> **Material supplied**
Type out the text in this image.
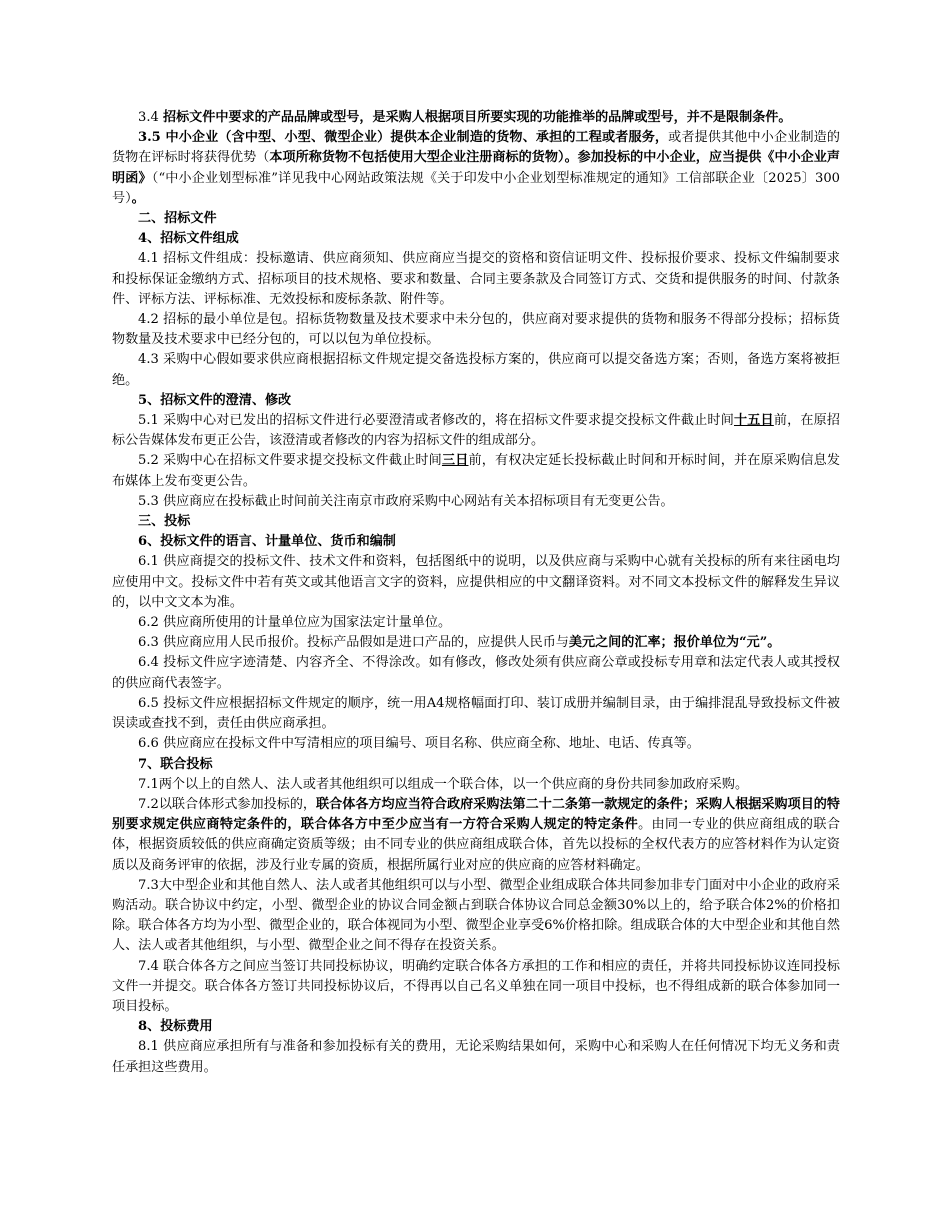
3.4 招标文件中要求的产品品牌或型号，是采购人根据项目所要实现的功能推举的品牌或型号，并不是限制条件。

3.5 中小企业（含中型、小型、微型企业）提供本企业制造的货物、承担的工程或者服务，或者提供其他中小企业制造的货物在评标时将获得优势（本项所称货物不包括使用大型企业注册商标的货物）。参加投标的中小企业，应当提供《中小企业声明函》（“中小企业划型标准”详见我中心网站政策法规《关于印发中小企业划型标准规定的通知》工信部联企业〔2025〕300号）。

二、招标文件

4、招标文件组成

4.1 招标文件组成：投标邀请、供应商须知、供应商应当提交的资格和资信证明文件、投标报价要求、投标文件编制要求和投标保证金缴纳方式、招标项目的技术规格、要求和数量、合同主要条款及合同签订方式、交货和提供服务的时间、付款条件、评标方法、评标标准、无效投标和废标条款、附件等。

4.2 招标的最小单位是包。招标货物数量及技术要求中未分包的，供应商对要求提供的货物和服务不得部分投标；招标货物数量及技术要求中已经分包的，可以以包为单位投标。

4.3 采购中心假如要求供应商根据招标文件规定提交备选投标方案的，供应商可以提交备选方案；否则，备选方案将被拒绝。

5、招标文件的澄清、修改

5.1 采购中心对已发出的招标文件进行必要澄清或者修改的，将在招标文件要求提交投标文件截止时间十五日前，在原招标公告媒体发布更正公告，该澄清或者修改的内容为招标文件的组成部分。

5.2 采购中心在招标文件要求提交投标文件截止时间三日前，有权决定延长投标截止时间和开标时间，并在原采购信息发布媒体上发布变更公告。

5.3 供应商应在投标截止时间前关注南京市政府采购中心网站有关本招标项目有无变更公告。

三、投标

6、投标文件的语言、计量单位、货币和编制

6.1 供应商提交的投标文件、技术文件和资料，包括图纸中的说明，以及供应商与采购中心就有关投标的所有来往函电均应使用中文。投标文件中若有英文或其他语言文字的资料，应提供相应的中文翻译资料。对不同文本投标文件的解释发生异议的，以中文文本为准。

6.2 供应商所使用的计量单位应为国家法定计量单位。

6.3 供应商应用人民币报价。投标产品假如是进口产品的，应提供人民币与美元之间的汇率；报价单位为“元”。

6.4 投标文件应字迹清楚、内容齐全、不得涂改。如有修改，修改处须有供应商公章或投标专用章和法定代表人或其授权的供应商代表签字。

6.5 投标文件应根据招标文件规定的顺序，统一用A4规格幅面打印、装订成册并编制目录，由于编排混乱导致投标文件被误读或查找不到，责任由供应商承担。

6.6 供应商应在投标文件中写清相应的项目编号、项目名称、供应商全称、地址、电话、传真等。

7、联合投标

7.1两个以上的自然人、法人或者其他组织可以组成一个联合体，以一个供应商的身份共同参加政府采购。

7.2以联合体形式参加投标的，联合体各方均应当符合政府采购法第二十二条第一款规定的条件；采购人根据采购项目的特别要求规定供应商特定条件的，联合体各方中至少应当有一方符合采购人规定的特定条件。由同一专业的供应商组成的联合体，根据资质较低的供应商确定资质等级；由不同专业的供应商组成联合体，首先以投标的全权代表方的应答材料作为认定资质以及商务评审的依据，涉及行业专属的资质，根据所属行业对应的供应商的应答材料确定。

7.3大中型企业和其他自然人、法人或者其他组织可以与小型、微型企业组成联合体共同参加非专门面对中小企业的政府采购活动。联合协议中约定，小型、微型企业的协议合同金额占到联合体协议合同总金额30%以上的，给予联合体2%的价格扣除。联合体各方均为小型、微型企业的，联合体视同为小型、微型企业享受6%价格扣除。组成联合体的大中型企业和其他自然人、法人或者其他组织，与小型、微型企业之间不得存在投资关系。

7.4 联合体各方之间应当签订共同投标协议，明确约定联合体各方承担的工作和相应的责任，并将共同投标协议连同投标文件一并提交。联合体各方签订共同投标协议后，不得再以自己名义单独在同一项目中投标，也不得组成新的联合体参加同一项目投标。

8、投标费用

8.1 供应商应承担所有与准备和参加投标有关的费用，无论采购结果如何，采购中心和采购人在任何情况下均无义务和责任承担这些费用。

> **Requirement**
Your copy should match the entries exactly, minus the pictures.

> **Response to this task**
Type out the text in this image.
3.4 招标文件中要求的产品品牌或型号，是采购人根据项目所要实现的功能推举的品牌或型号，并不是限制条件。

3.5 中小企业（含中型、小型、微型企业）提供本企业制造的货物、承担的工程或者服务，或者提供其他中小企业制造的货物在评标时将获得优势（本项所称货物不包括使用大型企业注册商标的货物）。参加投标的中小企业，应当提供《中小企业声明函》（“中小企业划型标准”详见我中心网站政策法规《关于印发中小企业划型标准规定的通知》工信部联企业〔2025〕300号）。

二、招标文件

4、招标文件组成

4.1 招标文件组成：投标邀请、供应商须知、供应商应当提交的资格和资信证明文件、投标报价要求、投标文件编制要求和投标保证金缴纳方式、招标项目的技术规格、要求和数量、合同主要条款及合同签订方式、交货和提供服务的时间、付款条件、评标方法、评标标准、无效投标和废标条款、附件等。

4.2 招标的最小单位是包。招标货物数量及技术要求中未分包的，供应商对要求提供的货物和服务不得部分投标；招标货物数量及技术要求中已经分包的，可以以包为单位投标。

4.3 采购中心假如要求供应商根据招标文件规定提交备选投标方案的，供应商可以提交备选方案；否则，备选方案将被拒绝。

5、招标文件的澄清、修改

5.1 采购中心对已发出的招标文件进行必要澄清或者修改的，将在招标文件要求提交投标文件截止时间十五日前，在原招标公告媒体发布更正公告，该澄清或者修改的内容为招标文件的组成部分。

5.2 采购中心在招标文件要求提交投标文件截止时间三日前，有权决定延长投标截止时间和开标时间，并在原采购信息发布媒体上发布变更公告。

5.3 供应商应在投标截止时间前关注南京市政府采购中心网站有关本招标项目有无变更公告。

三、投标

6、投标文件的语言、计量单位、货币和编制

6.1 供应商提交的投标文件、技术文件和资料，包括图纸中的说明，以及供应商与采购中心就有关投标的所有来往函电均应使用中文。投标文件中若有英文或其他语言文字的资料，应提供相应的中文翻译资料。对不同文本投标文件的解释发生异议的，以中文文本为准。

6.2 供应商所使用的计量单位应为国家法定计量单位。

6.3 供应商应用人民币报价。投标产品假如是进口产品的，应提供人民币与美元之间的汇率；报价单位为“元”。

6.4 投标文件应字迹清楚、内容齐全、不得涂改。如有修改，修改处须有供应商公章或投标专用章和法定代表人或其授权的供应商代表签字。

6.5 投标文件应根据招标文件规定的顺序，统一用A4规格幅面打印、装订成册并编制目录，由于编排混乱导致投标文件被误读或查找不到，责任由供应商承担。

6.6 供应商应在投标文件中写清相应的项目编号、项目名称、供应商全称、地址、电话、传真等。

7、联合投标

7.1两个以上的自然人、法人或者其他组织可以组成一个联合体，以一个供应商的身份共同参加政府采购。

7.2以联合体形式参加投标的，联合体各方均应当符合政府采购法第二十二条第一款规定的条件；采购人根据采购项目的特别要求规定供应商特定条件的，联合体各方中至少应当有一方符合采购人规定的特定条件。由同一专业的供应商组成的联合体，根据资质较低的供应商确定资质等级；由不同专业的供应商组成联合体，首先以投标的全权代表方的应答材料作为认定资质以及商务评审的依据，涉及行业专属的资质，根据所属行业对应的供应商的应答材料确定。

7.3大中型企业和其他自然人、法人或者其他组织可以与小型、微型企业组成联合体共同参加非专门面对中小企业的政府采购活动。联合协议中约定，小型、微型企业的协议合同金额占到联合体协议合同总金额30%以上的，给予联合体2%的价格扣除。联合体各方均为小型、微型企业的，联合体视同为小型、微型企业享受6%价格扣除。组成联合体的大中型企业和其他自然人、法人或者其他组织，与小型、微型企业之间不得存在投资关系。

7.4 联合体各方之间应当签订共同投标协议，明确约定联合体各方承担的工作和相应的责任，并将共同投标协议连同投标文件一并提交。联合体各方签订共同投标协议后，不得再以自己名义单独在同一项目中投标，也不得组成新的联合体参加同一项目投标。

8、投标费用

8.1 供应商应承担所有与准备和参加投标有关的费用，无论采购结果如何，采购中心和采购人在任何情况下均无义务和责任承担这些费用。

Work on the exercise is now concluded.